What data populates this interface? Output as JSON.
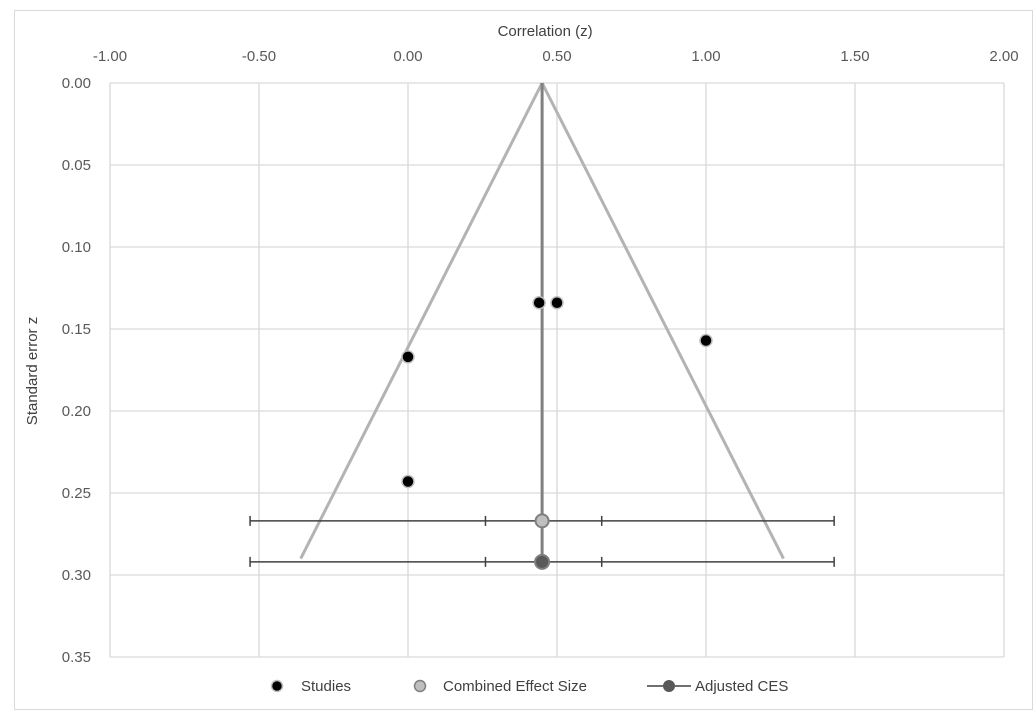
{
  "chart_data": {
    "type": "scatter",
    "xlabel": "Correlation (z)",
    "ylabel": "Standard error z",
    "x_axis_position": "top",
    "y_axis_reversed": true,
    "xlim": [
      -1.0,
      2.0
    ],
    "ylim": [
      0.0,
      0.35
    ],
    "x_ticks": [
      "-1.00",
      "-0.50",
      "0.00",
      "0.50",
      "1.00",
      "1.50",
      "2.00"
    ],
    "y_ticks": [
      "0.00",
      "0.05",
      "0.10",
      "0.15",
      "0.20",
      "0.25",
      "0.30",
      "0.35"
    ],
    "grid": true,
    "legend_position": "bottom",
    "series": [
      {
        "name": "Studies",
        "color": "#000000",
        "points": [
          {
            "x": 0.44,
            "y": 0.134
          },
          {
            "x": 0.5,
            "y": 0.134
          },
          {
            "x": 1.0,
            "y": 0.157
          },
          {
            "x": 0.0,
            "y": 0.167
          },
          {
            "x": 0.0,
            "y": 0.243
          }
        ]
      },
      {
        "name": "Combined Effect Size",
        "color": "#bfbfbf",
        "points": [
          {
            "x": 0.45,
            "y": 0.267
          }
        ],
        "ci_inner": [
          0.26,
          0.65
        ],
        "ci_outer": [
          -0.53,
          1.43
        ]
      },
      {
        "name": "Adjusted CES",
        "color": "#595959",
        "points": [
          {
            "x": 0.45,
            "y": 0.292
          }
        ],
        "ci_inner": [
          0.26,
          0.65
        ],
        "ci_outer": [
          -0.53,
          1.43
        ]
      }
    ],
    "funnel": {
      "color": "#b3b3b3",
      "apex": {
        "x": 0.45,
        "y": 0.0
      },
      "left_base": {
        "x": -0.36,
        "y": 0.29
      },
      "right_base": {
        "x": 1.26,
        "y": 0.29
      },
      "center_line_x": 0.45
    }
  }
}
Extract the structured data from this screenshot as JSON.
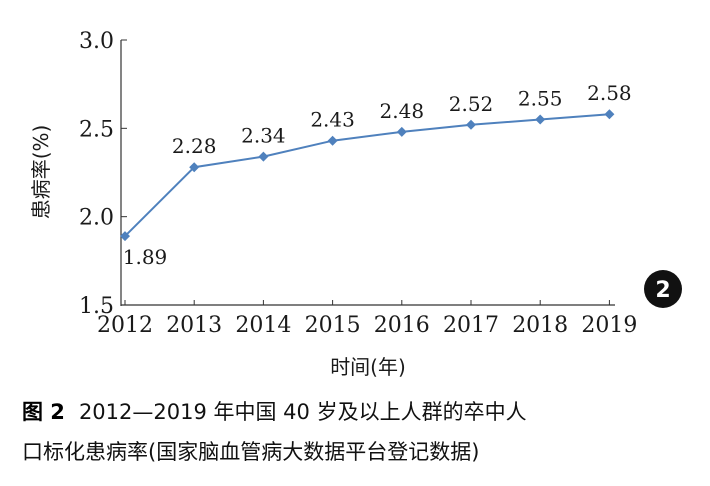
{
  "chart_data": {
    "type": "line",
    "categories": [
      "2012",
      "2013",
      "2014",
      "2015",
      "2016",
      "2017",
      "2018",
      "2019"
    ],
    "series": [
      {
        "values": [
          1.89,
          2.28,
          2.34,
          2.43,
          2.48,
          2.52,
          2.55,
          2.58
        ]
      }
    ],
    "data_labels": [
      "1.89",
      "2.28",
      "2.34",
      "2.43",
      "2.48",
      "2.52",
      "2.55",
      "2.58"
    ],
    "ylabel": "患病率(%)",
    "xlabel": "时间(年)",
    "ylim": [
      1.5,
      3.0
    ],
    "yticks": [
      "1.5",
      "2.0",
      "2.5",
      "3.0"
    ],
    "grid": false,
    "marker": "diamond",
    "line_color": "#4f81bd"
  },
  "badge": "2",
  "caption": {
    "figure_label": "图 2",
    "line1": "2012—2019 年中国 40 岁及以上人群的卒中人",
    "line2": "口标化患病率(国家脑血管病大数据平台登记数据)"
  }
}
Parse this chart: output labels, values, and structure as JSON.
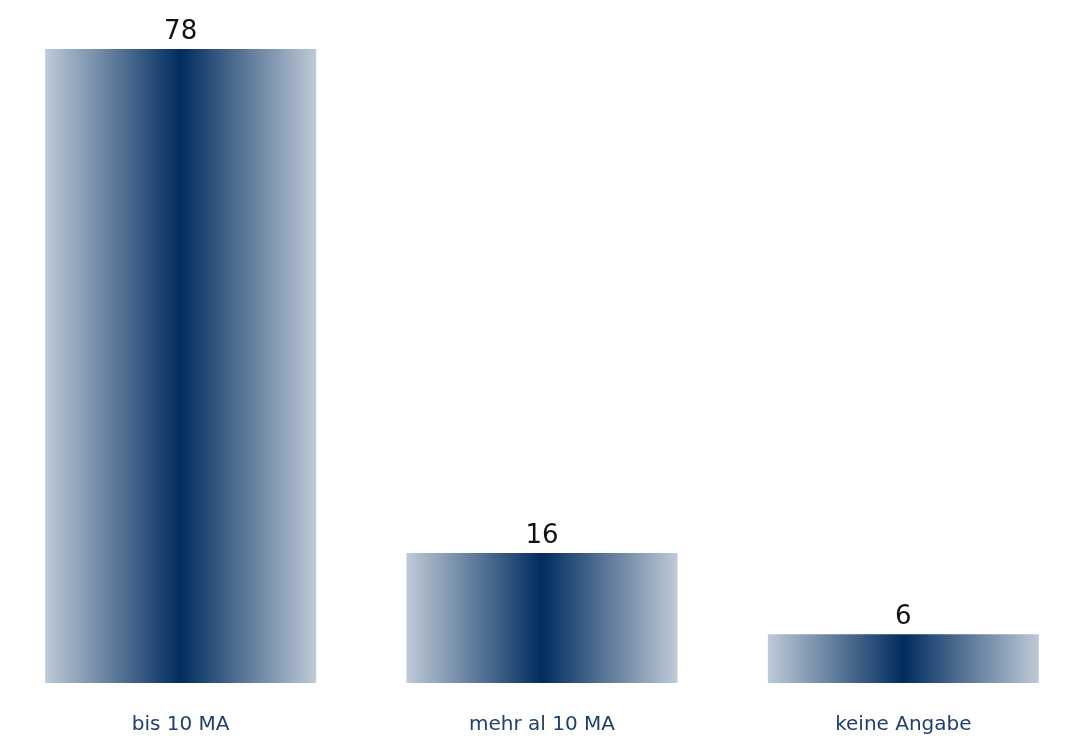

..............................

→ What this task involves: Using the material above, set down every line exactly, but skip the pictures.

→ Solution to the problem:
What data populates this interface? Output as JSON.
{
  "chart_data": {
    "type": "scatter",
    "xlabel": "Correlation (z)",
    "ylabel": "Standard error z",
    "x_axis_position": "top",
    "y_axis_reversed": true,
    "xlim": [
      -1.0,
      2.0
    ],
    "ylim": [
      0.0,
      0.35
    ],
    "x_ticks": [
      "-1.00",
      "-0.50",
      "0.00",
      "0.50",
      "1.00",
      "1.50",
      "2.00"
    ],
    "y_ticks": [
      "0.00",
      "0.05",
      "0.10",
      "0.15",
      "0.20",
      "0.25",
      "0.30",
      "0.35"
    ],
    "grid": true,
    "legend_position": "bottom",
    "series": [
      {
        "name": "Studies",
        "color": "#000000",
        "points": [
          {
            "x": 0.44,
            "y": 0.134
          },
          {
            "x": 0.5,
            "y": 0.134
          },
          {
            "x": 1.0,
            "y": 0.157
          },
          {
            "x": 0.0,
            "y": 0.167
          },
          {
            "x": 0.0,
            "y": 0.243
          }
        ]
      },
      {
        "name": "Combined Effect Size",
        "color": "#bfbfbf",
        "points": [
          {
            "x": 0.45,
            "y": 0.267
          }
        ],
        "ci_inner": [
          0.26,
          0.65
        ],
        "ci_outer": [
          -0.53,
          1.43
        ]
      },
      {
        "name": "Adjusted CES",
        "color": "#595959",
        "points": [
          {
            "x": 0.45,
            "y": 0.292
          }
        ],
        "ci_inner": [
          0.26,
          0.65
        ],
        "ci_outer": [
          -0.53,
          1.43
        ]
      }
    ],
    "funnel": {
      "color": "#b3b3b3",
      "apex": {
        "x": 0.45,
        "y": 0.0
      },
      "left_base": {
        "x": -0.36,
        "y": 0.29
      },
      "right_base": {
        "x": 1.26,
        "y": 0.29
      },
      "center_line_x": 0.45
    }
  }
}
Extract the structured data from this screenshot as JSON.
{
  "chart_data": {
    "type": "line",
    "categories": [
      "2012",
      "2013",
      "2014",
      "2015",
      "2016",
      "2017",
      "2018",
      "2019"
    ],
    "series": [
      {
        "values": [
          1.89,
          2.28,
          2.34,
          2.43,
          2.48,
          2.52,
          2.55,
          2.58
        ]
      }
    ],
    "data_labels": [
      "1.89",
      "2.28",
      "2.34",
      "2.43",
      "2.48",
      "2.52",
      "2.55",
      "2.58"
    ],
    "ylabel": "患病率(%)",
    "xlabel": "时间(年)",
    "ylim": [
      1.5,
      3.0
    ],
    "yticks": [
      "1.5",
      "2.0",
      "2.5",
      "3.0"
    ],
    "grid": false,
    "marker": "diamond",
    "line_color": "#4f81bd"
  },
  "badge": "2",
  "caption": {
    "figure_label": "图 2",
    "line1": "2012—2019 年中国 40 岁及以上人群的卒中人",
    "line2": "口标化患病率(国家脑血管病大数据平台登记数据)"
  }
}
Parse this chart: output labels, values, and structure as JSON.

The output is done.